─── Document segment ───

I cannot afford anyone's book if I am struggling to get work myself. I am looking for a customer base data list which is what I am building. I have people on Facebook that see my postings on a daily basis. Never even get a thumbs up that takes a milli-second to do. My bank of good wishes needs deposits to get any withdrawals from me these days. I do not have unconditional love. It makes me feel burnt out and used imho. So I am strictly going for customer based email blasts.
Melanie Hope Greenberg
ps I disagree with the personal stuff from the authors. I do not care what anyone eats, their dogs, cats, etc. Stay on message, I have no idea what your identity is and how one gives "Face" on Facebook. Are you an art historian? a reviewer? The messages are so convoluted I just pass those by. I did not set up a Page on FB because Pages talks AT me rather that WITH me and offers no support of my work. And I only post professionally so why dilute the message with so many pages to go to. We are "Colleagues" not real friends, so I treat FB as such.
Until publishers have the resources to adequately promote ALL books... as long as you aren't one of the 10 people whose books they DO promote, blast away. Email, Facebook, hot air balloon, whatever.
And then there's the big box problem: Target, Walmart, etc, place huge orders for a very small number of titles. The only way to ensure that publishers maintain a deep catalog is to get books that aren't on those very short lists SOLD, even if it has to be done one book at a time.
Also, it's fun seeing what my favorite authors are up to lately!
:paula
For me, frequency absolutely figures in. I get a little annoyed when I hear from the same people about the same things month after month. But when it comes to big, occasional things like a book launch or a substantial award, I love to hear the news.
My take on including personal/family updates ... that news is appropriate for friends and relatives, but not necessary and often unwanted among industry acquaintances.
You, most definitely, have a free pass from me, Marc! As does any author who doesn't abuse blasting. Abuse would, say, be an email everyday, pushing a book... or multiple sendings of information about the same book.

───

Exercise aim. Echo the comment thread on email blasts word for word, from "And then there's" up to and including "hear the news.". The listing that follows is separate material and is unrelated to the comment thread.

─── Material shown ───

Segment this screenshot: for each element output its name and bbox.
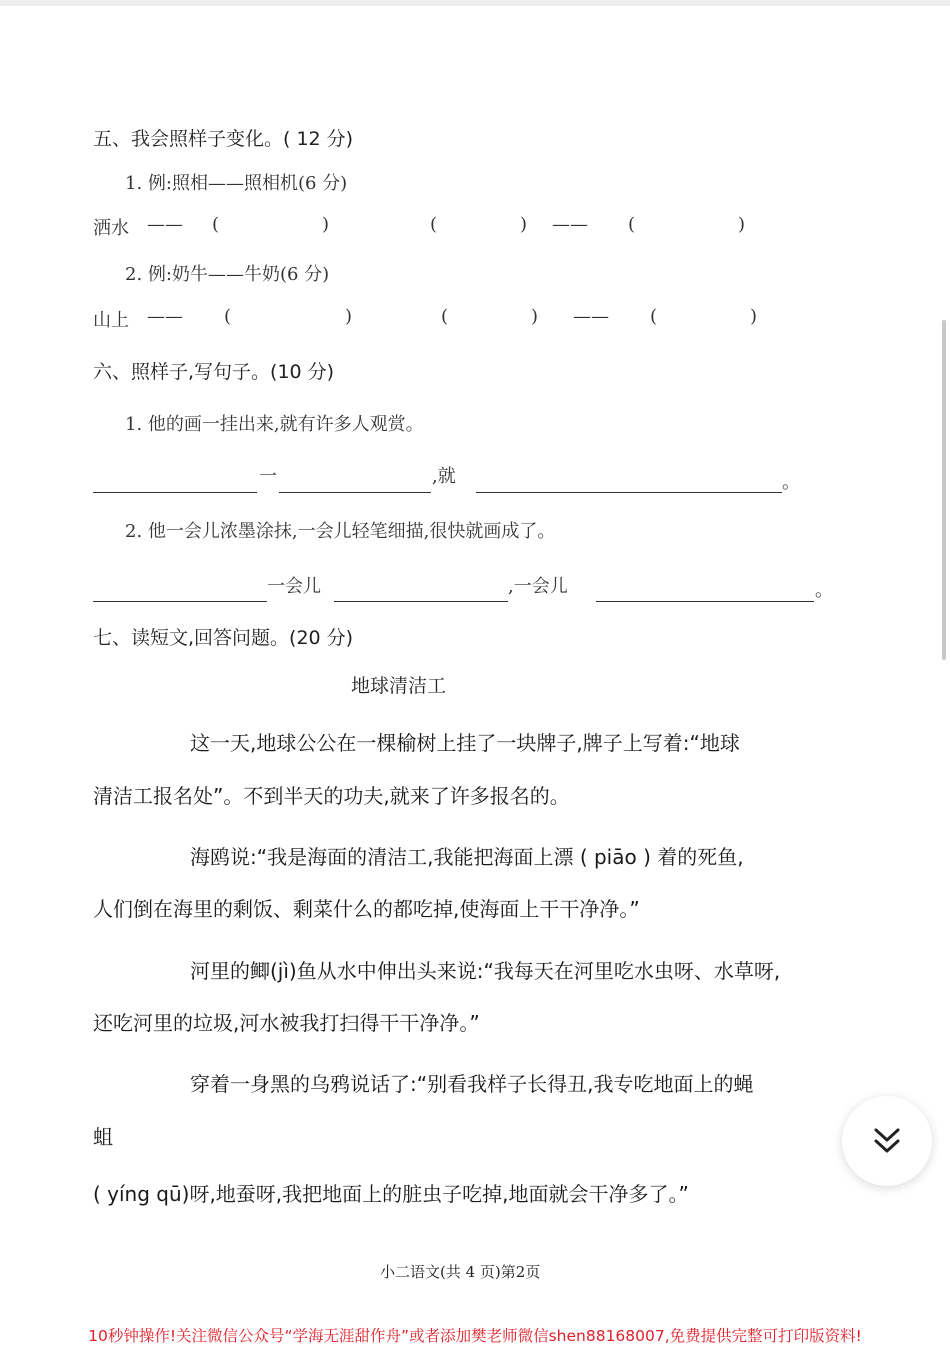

───
─── Material shown ───

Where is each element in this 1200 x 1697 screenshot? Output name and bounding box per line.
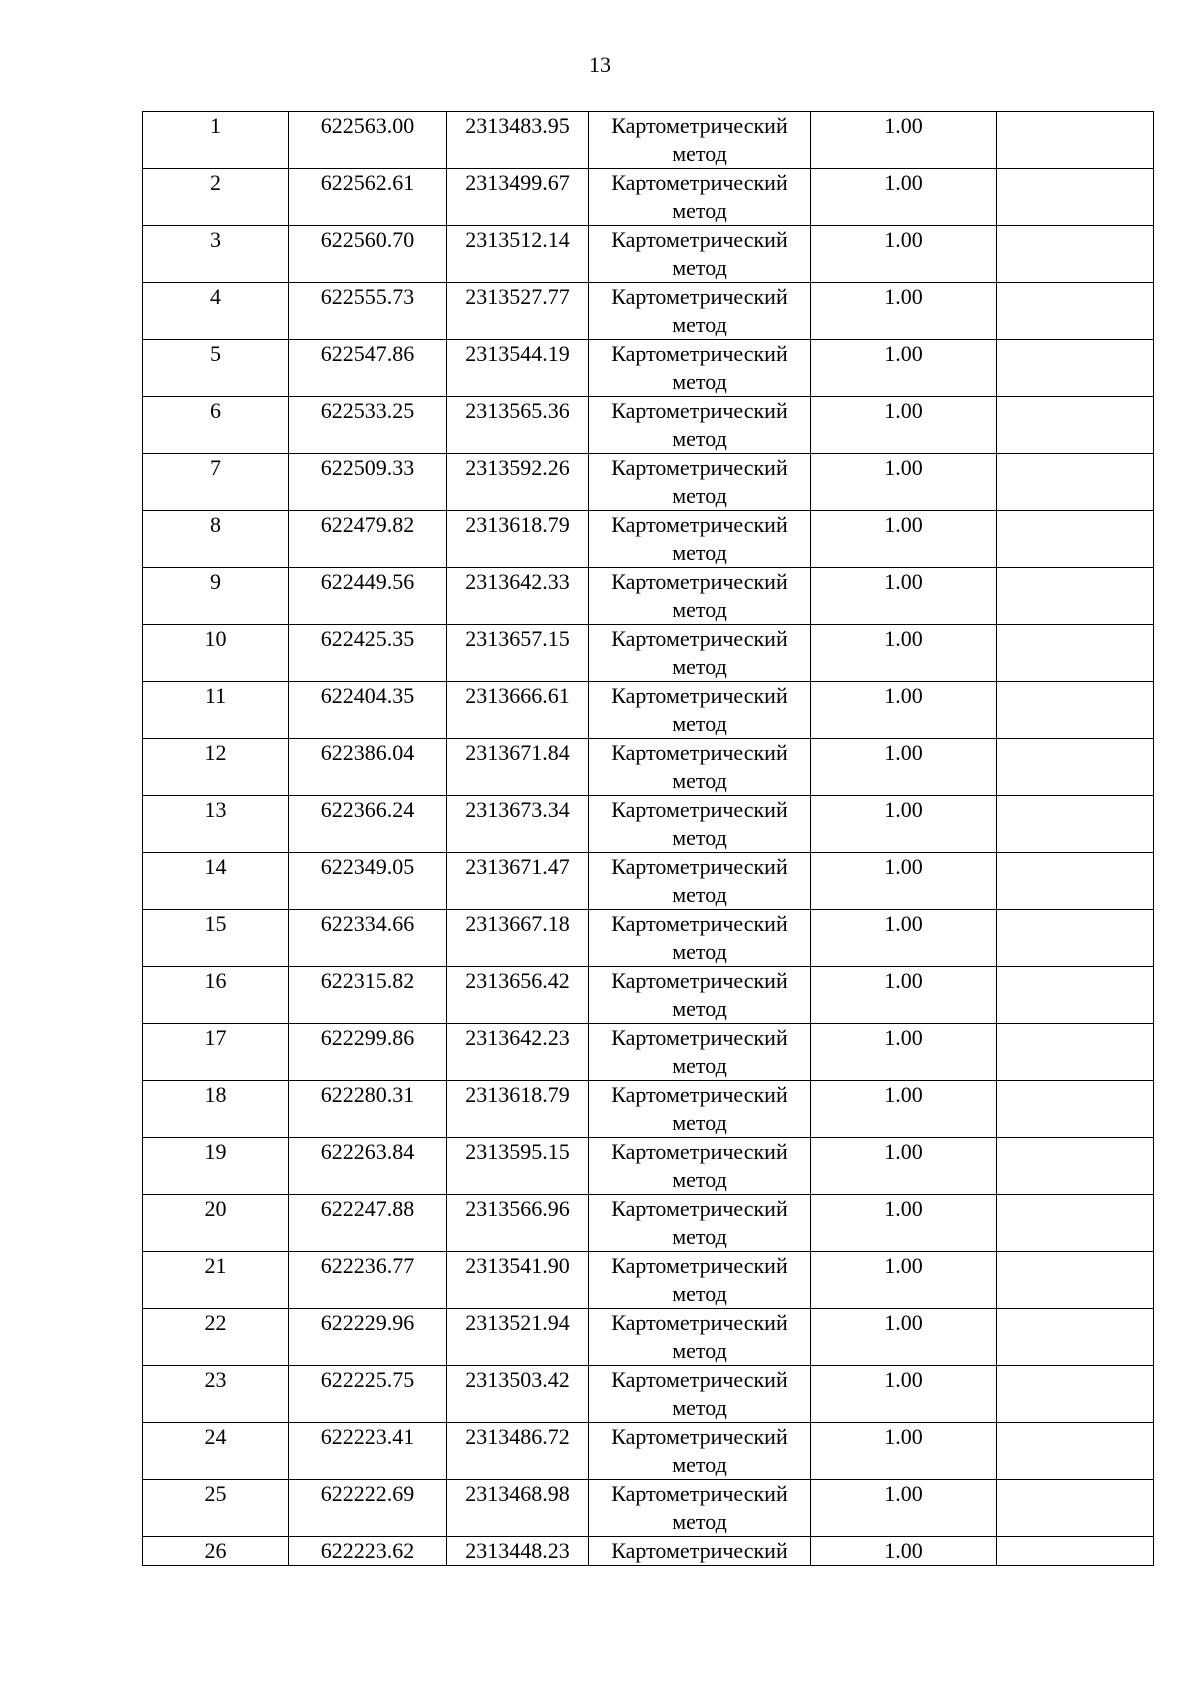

───

Worked answer.
And then there's the big box problem: Target, Walmart, etc, place huge orders for a very small number of titles. The only way to ensure that publishers maintain a deep catalog is to get books that aren't on those very short lists SOLD, even if it has to be done one book at a time.
Also, it's fun seeing what my favorite authors are up to lately!
:paula
For me, frequency absolutely figures in. I get a little annoyed when I hear from the same people about the same things month after month. But when it comes to big, occasional things like a book launch or a substantial award, I love to hear the news.